Given task :: All lines holding the string "JSON" are to be shown.

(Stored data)
——————————

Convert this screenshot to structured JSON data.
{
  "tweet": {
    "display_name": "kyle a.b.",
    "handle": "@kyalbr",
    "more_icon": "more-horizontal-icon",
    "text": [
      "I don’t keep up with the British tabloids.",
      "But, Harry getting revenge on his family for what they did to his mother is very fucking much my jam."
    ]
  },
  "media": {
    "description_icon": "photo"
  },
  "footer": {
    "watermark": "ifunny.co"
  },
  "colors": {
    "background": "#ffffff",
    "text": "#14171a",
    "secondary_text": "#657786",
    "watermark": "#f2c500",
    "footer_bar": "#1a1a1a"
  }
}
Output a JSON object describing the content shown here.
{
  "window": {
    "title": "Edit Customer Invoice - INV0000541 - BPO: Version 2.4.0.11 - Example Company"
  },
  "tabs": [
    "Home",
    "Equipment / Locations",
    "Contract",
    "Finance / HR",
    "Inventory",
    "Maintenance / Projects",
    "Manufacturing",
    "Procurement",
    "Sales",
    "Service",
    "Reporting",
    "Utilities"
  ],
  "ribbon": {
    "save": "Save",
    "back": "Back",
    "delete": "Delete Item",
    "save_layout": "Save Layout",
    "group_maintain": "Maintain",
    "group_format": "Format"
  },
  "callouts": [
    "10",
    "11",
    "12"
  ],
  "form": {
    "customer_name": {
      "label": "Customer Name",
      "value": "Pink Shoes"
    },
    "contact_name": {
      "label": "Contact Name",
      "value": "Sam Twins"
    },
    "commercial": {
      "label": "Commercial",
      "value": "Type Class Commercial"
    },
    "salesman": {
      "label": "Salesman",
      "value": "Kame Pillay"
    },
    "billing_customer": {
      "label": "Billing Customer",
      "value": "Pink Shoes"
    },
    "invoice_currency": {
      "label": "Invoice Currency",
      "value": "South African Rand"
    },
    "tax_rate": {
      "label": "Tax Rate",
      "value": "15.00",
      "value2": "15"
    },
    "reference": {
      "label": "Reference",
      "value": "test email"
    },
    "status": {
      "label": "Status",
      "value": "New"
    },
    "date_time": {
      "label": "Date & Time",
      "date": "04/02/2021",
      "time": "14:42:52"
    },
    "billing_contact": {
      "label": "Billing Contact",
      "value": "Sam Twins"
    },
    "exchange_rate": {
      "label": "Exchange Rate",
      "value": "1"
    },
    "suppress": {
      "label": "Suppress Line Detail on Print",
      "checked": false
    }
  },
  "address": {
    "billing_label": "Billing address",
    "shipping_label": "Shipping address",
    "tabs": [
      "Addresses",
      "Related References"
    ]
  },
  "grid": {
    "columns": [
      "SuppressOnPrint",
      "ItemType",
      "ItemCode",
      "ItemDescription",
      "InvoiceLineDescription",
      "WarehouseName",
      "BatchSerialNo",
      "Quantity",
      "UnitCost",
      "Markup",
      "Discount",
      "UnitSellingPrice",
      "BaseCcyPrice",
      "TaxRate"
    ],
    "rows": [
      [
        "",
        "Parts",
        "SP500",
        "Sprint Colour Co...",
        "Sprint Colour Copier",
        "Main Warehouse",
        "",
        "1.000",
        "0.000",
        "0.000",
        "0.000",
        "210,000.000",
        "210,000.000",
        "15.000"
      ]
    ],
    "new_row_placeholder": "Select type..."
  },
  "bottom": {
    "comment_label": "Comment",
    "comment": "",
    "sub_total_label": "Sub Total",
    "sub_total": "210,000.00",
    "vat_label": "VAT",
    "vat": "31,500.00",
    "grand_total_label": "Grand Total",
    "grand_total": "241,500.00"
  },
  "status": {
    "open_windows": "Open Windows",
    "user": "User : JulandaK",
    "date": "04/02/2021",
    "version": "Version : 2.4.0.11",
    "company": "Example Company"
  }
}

——————————

Solved exercise ::
Convert this screenshot to structured JSON data.
Output a JSON object describing the content shown here.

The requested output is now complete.